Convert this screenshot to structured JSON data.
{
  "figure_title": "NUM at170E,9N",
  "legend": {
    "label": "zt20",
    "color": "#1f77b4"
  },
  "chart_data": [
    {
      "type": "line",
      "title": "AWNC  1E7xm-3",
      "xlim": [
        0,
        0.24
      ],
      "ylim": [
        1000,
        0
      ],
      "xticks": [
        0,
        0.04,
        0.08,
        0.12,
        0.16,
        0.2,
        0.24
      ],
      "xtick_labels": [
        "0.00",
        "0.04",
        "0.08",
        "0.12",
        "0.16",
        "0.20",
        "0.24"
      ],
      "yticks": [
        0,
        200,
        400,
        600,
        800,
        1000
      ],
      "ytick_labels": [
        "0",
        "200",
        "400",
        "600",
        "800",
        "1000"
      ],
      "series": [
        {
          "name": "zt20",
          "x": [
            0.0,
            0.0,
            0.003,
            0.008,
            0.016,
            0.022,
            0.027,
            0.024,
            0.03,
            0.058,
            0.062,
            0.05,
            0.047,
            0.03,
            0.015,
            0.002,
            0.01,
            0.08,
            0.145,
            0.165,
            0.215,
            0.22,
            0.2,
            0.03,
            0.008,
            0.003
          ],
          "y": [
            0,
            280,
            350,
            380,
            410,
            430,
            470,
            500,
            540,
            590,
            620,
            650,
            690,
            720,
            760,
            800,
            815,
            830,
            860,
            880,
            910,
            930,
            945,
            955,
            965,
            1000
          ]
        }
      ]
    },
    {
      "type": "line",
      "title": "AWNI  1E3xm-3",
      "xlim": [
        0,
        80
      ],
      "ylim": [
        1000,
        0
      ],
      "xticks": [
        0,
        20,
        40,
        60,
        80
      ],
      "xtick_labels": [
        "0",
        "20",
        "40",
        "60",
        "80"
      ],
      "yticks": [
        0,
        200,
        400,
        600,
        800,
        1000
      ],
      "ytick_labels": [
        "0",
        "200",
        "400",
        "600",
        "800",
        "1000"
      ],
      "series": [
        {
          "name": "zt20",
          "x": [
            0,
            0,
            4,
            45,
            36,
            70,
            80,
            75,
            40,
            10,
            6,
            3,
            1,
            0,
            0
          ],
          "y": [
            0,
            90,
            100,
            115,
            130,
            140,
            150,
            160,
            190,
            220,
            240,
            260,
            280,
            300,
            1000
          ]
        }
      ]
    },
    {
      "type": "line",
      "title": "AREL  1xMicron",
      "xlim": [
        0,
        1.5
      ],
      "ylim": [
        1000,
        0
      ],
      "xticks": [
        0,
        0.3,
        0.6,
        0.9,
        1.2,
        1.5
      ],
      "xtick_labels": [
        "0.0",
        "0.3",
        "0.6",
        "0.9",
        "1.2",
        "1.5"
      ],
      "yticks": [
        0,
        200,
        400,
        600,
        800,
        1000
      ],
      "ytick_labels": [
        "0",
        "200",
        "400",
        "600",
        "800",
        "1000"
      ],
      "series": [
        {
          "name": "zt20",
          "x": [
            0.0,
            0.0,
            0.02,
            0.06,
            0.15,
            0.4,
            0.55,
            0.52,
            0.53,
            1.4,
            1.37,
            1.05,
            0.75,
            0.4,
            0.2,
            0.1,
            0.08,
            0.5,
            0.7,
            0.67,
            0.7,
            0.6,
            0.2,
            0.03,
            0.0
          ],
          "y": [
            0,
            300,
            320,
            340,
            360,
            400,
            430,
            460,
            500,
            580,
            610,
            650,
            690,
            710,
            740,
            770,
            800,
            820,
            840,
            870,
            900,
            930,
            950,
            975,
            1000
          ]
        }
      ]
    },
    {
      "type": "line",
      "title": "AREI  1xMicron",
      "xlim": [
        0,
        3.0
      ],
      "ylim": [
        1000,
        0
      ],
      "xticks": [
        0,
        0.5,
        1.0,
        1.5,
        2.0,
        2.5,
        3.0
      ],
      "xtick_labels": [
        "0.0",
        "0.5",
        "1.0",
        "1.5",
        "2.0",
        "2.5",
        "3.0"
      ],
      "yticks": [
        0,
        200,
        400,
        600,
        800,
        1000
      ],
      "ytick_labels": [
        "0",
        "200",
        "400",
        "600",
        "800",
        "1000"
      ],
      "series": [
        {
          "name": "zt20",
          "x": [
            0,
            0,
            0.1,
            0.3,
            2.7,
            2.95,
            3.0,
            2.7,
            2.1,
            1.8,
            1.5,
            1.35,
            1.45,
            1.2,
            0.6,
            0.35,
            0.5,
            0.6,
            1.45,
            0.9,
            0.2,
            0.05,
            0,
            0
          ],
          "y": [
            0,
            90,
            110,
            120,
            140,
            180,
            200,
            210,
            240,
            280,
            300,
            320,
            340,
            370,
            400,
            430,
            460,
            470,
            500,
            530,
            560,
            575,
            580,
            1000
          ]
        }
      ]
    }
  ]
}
-------
_Objective_: Using the data above, return each line exactly as written.

_Full response_:
Convert this screenshot to structured JSON data.
{
  "figure_title": "NUM at170E,9N",
  "legend": {
    "label": "zt20",
    "color": "#1f77b4"
  },
  "chart_data": [
    {
      "type": "line",
      "title": "AWNC  1E7xm-3",
      "xlim": [
        0,
        0.24
      ],
      "ylim": [
        1000,
        0
      ],
      "xticks": [
        0,
        0.04,
        0.08,
        0.12,
        0.16,
        0.2,
        0.24
      ],
      "xtick_labels": [
        "0.00",
        "0.04",
        "0.08",
        "0.12",
        "0.16",
        "0.20",
        "0.24"
      ],
      "yticks": [
        0,
        200,
        400,
        600,
        800,
        1000
      ],
      "ytick_labels": [
        "0",
        "200",
        "400",
        "600",
        "800",
        "1000"
      ],
      "series": [
        {
          "name": "zt20",
          "x": [
            0.0,
            0.0,
            0.003,
            0.008,
            0.016,
            0.022,
            0.027,
            0.024,
            0.03,
            0.058,
            0.062,
            0.05,
            0.047,
            0.03,
            0.015,
            0.002,
            0.01,
            0.08,
            0.145,
            0.165,
            0.215,
            0.22,
            0.2,
            0.03,
            0.008,
            0.003
          ],
          "y": [
            0,
            280,
            350,
            380,
            410,
            430,
            470,
            500,
            540,
            590,
            620,
            650,
            690,
            720,
            760,
            800,
            815,
            830,
            860,
            880,
            910,
            930,
            945,
            955,
            965,
            1000
          ]
        }
      ]
    },
    {
      "type": "line",
      "title": "AWNI  1E3xm-3",
      "xlim": [
        0,
        80
      ],
      "ylim": [
        1000,
        0
      ],
      "xticks": [
        0,
        20,
        40,
        60,
        80
      ],
      "xtick_labels": [
        "0",
        "20",
        "40",
        "60",
        "80"
      ],
      "yticks": [
        0,
        200,
        400,
        600,
        800,
        1000
      ],
      "ytick_labels": [
        "0",
        "200",
        "400",
        "600",
        "800",
        "1000"
      ],
      "series": [
        {
          "name": "zt20",
          "x": [
            0,
            0,
            4,
            45,
            36,
            70,
            80,
            75,
            40,
            10,
            6,
            3,
            1,
            0,
            0
          ],
          "y": [
            0,
            90,
            100,
            115,
            130,
            140,
            150,
            160,
            190,
            220,
            240,
            260,
            280,
            300,
            1000
          ]
        }
      ]
    },
    {
      "type": "line",
      "title": "AREL  1xMicron",
      "xlim": [
        0,
        1.5
      ],
      "ylim": [
        1000,
        0
      ],
      "xticks": [
        0,
        0.3,
        0.6,
        0.9,
        1.2,
        1.5
      ],
      "xtick_labels": [
        "0.0",
        "0.3",
        "0.6",
        "0.9",
        "1.2",
        "1.5"
      ],
      "yticks": [
        0,
        200,
        400,
        600,
        800,
        1000
      ],
      "ytick_labels": [
        "0",
        "200",
        "400",
        "600",
        "800",
        "1000"
      ],
      "series": [
        {
          "name": "zt20",
          "x": [
            0.0,
            0.0,
            0.02,
            0.06,
            0.15,
            0.4,
            0.55,
            0.52,
            0.53,
            1.4,
            1.37,
            1.05,
            0.75,
            0.4,
            0.2,
            0.1,
            0.08,
            0.5,
            0.7,
            0.67,
            0.7,
            0.6,
            0.2,
            0.03,
            0.0
          ],
          "y": [
            0,
            300,
            320,
            340,
            360,
            400,
            430,
            460,
            500,
            580,
            610,
            650,
            690,
            710,
            740,
            770,
            800,
            820,
            840,
            870,
            900,
            930,
            950,
            975,
            1000
          ]
        }
      ]
    },
    {
      "type": "line",
      "title": "AREI  1xMicron",
      "xlim": [
        0,
        3.0
      ],
      "ylim": [
        1000,
        0
      ],
      "xticks": [
        0,
        0.5,
        1.0,
        1.5,
        2.0,
        2.5,
        3.0
      ],
      "xtick_labels": [
        "0.0",
        "0.5",
        "1.0",
        "1.5",
        "2.0",
        "2.5",
        "3.0"
      ],
      "yticks": [
        0,
        200,
        400,
        600,
        800,
        1000
      ],
      "ytick_labels": [
        "0",
        "200",
        "400",
        "600",
        "800",
        "1000"
      ],
      "series": [
        {
          "name": "zt20",
          "x": [
            0,
            0,
            0.1,
            0.3,
            2.7,
            2.95,
            3.0,
            2.7,
            2.1,
            1.8,
            1.5,
            1.35,
            1.45,
            1.2,
            0.6,
            0.35,
            0.5,
            0.6,
            1.45,
            0.9,
            0.2,
            0.05,
            0,
            0
          ],
          "y": [
            0,
            90,
            110,
            120,
            140,
            180,
            200,
            210,
            240,
            280,
            300,
            320,
            340,
            370,
            400,
            430,
            460,
            470,
            500,
            530,
            560,
            575,
            580,
            1000
          ]
        }
      ]
    }
  ]
}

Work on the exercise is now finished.